SET TASK:
Pull every line containing "label" out of the material below.

Records excerpted from a collection:
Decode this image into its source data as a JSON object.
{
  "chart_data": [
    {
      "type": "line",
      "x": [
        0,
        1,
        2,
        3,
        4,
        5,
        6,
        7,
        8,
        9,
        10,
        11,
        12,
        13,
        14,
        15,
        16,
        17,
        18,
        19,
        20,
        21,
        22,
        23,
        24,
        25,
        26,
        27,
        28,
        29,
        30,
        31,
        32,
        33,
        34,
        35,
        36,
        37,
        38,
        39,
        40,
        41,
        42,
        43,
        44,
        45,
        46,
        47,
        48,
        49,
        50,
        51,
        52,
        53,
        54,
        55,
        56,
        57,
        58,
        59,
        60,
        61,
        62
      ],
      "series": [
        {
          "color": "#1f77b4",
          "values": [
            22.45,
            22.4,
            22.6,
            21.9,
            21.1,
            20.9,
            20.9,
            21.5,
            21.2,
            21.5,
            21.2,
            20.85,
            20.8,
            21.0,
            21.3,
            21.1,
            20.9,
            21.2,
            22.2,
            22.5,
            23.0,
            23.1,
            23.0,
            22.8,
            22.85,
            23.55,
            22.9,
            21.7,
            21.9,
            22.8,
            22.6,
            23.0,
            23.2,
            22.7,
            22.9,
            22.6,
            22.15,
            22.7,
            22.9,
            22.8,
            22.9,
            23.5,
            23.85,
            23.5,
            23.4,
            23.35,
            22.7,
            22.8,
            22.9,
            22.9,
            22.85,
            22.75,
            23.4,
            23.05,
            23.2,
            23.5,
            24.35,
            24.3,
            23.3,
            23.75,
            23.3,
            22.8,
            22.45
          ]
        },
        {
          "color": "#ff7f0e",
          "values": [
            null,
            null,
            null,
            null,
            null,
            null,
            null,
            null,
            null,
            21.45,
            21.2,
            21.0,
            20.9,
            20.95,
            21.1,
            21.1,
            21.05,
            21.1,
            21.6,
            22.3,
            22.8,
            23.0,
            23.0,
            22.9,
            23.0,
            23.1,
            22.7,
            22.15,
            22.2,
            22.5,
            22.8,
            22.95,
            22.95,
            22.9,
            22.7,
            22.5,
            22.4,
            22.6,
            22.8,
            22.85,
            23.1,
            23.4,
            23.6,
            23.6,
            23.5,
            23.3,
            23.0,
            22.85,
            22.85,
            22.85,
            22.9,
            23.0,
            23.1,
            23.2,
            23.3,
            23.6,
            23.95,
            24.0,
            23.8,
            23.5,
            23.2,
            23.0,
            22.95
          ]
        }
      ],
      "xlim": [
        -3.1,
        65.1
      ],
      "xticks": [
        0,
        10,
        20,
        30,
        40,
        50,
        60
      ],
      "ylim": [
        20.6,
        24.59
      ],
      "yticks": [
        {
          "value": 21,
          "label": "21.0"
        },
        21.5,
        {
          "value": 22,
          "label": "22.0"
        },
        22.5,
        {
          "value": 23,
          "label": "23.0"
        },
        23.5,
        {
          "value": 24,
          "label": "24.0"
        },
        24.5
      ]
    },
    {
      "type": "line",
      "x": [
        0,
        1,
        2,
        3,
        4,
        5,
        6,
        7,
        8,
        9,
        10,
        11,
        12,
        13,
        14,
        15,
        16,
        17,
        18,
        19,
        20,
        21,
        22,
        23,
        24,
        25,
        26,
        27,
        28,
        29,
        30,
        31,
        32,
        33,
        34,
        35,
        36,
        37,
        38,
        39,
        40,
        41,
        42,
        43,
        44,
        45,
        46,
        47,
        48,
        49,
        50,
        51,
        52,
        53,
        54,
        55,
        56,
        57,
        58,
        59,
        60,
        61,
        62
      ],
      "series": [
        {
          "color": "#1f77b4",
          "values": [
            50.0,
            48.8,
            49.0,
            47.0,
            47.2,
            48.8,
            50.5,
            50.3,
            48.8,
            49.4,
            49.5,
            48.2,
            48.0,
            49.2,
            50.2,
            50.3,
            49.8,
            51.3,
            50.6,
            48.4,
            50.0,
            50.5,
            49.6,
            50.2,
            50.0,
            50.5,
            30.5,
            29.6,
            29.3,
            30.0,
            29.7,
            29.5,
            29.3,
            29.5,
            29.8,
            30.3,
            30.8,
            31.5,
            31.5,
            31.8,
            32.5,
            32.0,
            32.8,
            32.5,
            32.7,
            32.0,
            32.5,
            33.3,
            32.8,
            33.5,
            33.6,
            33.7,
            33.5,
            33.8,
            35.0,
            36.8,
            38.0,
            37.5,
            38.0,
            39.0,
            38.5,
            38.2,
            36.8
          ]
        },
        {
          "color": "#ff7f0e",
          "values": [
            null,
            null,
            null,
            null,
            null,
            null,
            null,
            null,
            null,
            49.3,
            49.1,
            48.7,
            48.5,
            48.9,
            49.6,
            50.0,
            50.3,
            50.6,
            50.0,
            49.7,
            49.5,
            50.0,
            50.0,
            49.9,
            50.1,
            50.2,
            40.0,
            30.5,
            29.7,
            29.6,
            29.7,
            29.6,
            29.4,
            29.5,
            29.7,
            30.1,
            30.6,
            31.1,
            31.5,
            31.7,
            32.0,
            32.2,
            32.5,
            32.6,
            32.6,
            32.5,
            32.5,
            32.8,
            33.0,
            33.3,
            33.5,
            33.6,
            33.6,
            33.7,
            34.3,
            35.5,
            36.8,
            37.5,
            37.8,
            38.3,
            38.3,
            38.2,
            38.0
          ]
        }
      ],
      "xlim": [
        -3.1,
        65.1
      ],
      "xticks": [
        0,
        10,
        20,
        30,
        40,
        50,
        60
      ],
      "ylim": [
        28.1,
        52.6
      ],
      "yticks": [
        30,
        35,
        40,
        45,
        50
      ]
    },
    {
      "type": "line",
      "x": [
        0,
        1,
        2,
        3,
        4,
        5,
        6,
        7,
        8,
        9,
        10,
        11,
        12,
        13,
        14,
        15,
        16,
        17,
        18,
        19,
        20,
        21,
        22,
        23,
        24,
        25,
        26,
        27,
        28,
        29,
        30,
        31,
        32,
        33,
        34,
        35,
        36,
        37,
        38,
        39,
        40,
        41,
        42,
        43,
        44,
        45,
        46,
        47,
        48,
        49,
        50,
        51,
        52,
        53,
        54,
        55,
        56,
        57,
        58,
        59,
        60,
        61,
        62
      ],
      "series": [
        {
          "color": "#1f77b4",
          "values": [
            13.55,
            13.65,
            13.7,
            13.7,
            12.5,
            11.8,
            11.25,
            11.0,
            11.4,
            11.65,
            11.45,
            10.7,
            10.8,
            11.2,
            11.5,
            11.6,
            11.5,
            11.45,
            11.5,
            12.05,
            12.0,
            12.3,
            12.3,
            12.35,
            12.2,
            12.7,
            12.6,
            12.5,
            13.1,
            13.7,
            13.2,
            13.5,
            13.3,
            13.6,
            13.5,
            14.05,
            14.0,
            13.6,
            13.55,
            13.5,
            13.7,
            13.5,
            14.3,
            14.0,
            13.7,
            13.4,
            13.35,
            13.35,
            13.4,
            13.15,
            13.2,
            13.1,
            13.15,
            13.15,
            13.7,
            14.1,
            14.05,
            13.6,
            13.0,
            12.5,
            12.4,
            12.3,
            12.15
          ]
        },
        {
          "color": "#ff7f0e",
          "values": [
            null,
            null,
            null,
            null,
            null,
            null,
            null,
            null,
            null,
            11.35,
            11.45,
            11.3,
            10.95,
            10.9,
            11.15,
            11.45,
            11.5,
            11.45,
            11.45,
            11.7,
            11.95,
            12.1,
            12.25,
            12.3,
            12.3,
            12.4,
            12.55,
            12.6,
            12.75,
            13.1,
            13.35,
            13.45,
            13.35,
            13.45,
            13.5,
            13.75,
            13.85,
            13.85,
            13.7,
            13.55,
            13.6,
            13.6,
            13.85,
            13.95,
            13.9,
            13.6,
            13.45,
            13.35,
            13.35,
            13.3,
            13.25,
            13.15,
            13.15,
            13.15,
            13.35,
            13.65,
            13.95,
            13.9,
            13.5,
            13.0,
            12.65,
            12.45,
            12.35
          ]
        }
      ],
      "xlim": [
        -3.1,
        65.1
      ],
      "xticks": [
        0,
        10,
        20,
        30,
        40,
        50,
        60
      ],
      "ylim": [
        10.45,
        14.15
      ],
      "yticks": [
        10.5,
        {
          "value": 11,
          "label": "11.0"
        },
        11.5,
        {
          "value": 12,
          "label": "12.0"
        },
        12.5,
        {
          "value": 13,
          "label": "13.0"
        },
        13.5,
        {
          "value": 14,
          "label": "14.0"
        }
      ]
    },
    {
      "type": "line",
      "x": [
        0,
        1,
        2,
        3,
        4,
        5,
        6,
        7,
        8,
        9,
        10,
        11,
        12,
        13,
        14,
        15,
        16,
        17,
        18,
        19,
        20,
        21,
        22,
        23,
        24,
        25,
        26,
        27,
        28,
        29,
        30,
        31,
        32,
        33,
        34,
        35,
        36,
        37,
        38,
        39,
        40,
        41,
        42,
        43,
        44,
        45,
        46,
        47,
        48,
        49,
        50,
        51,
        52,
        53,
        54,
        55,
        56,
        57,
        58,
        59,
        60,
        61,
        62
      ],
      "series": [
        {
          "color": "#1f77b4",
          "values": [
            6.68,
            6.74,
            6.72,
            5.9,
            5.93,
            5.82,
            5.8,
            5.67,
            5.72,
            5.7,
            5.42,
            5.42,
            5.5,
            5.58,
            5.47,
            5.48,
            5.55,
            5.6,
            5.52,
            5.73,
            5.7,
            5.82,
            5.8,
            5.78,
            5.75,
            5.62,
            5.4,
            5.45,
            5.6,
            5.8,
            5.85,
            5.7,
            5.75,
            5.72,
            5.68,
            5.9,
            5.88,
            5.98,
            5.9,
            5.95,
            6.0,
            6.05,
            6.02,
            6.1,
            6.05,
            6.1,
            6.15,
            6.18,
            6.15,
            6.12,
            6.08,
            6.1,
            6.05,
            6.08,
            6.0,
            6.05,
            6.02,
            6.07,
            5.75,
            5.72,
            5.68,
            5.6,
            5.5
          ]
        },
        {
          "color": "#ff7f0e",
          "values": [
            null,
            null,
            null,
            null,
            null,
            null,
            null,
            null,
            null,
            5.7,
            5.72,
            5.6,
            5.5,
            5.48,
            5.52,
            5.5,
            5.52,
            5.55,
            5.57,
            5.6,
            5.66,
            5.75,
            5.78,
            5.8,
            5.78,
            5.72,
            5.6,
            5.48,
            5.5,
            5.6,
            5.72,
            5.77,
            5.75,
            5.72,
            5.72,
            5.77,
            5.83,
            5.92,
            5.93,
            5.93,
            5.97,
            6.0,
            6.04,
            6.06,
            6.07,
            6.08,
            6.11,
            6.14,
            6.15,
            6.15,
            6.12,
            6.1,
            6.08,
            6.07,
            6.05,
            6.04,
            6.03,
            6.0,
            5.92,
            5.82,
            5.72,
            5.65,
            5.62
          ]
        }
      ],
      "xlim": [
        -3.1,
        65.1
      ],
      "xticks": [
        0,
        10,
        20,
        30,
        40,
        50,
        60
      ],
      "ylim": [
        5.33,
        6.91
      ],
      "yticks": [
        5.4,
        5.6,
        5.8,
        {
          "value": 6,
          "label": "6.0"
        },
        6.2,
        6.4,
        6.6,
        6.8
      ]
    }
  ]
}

EXERCISE SOLUTION:
          "label": "21.0"
          "label": "22.0"
          "label": "23.0"
          "label": "24.0"
          "label": "11.0"
          "label": "12.0"
          "label": "13.0"
          "label": "14.0"
          "label": "6.0"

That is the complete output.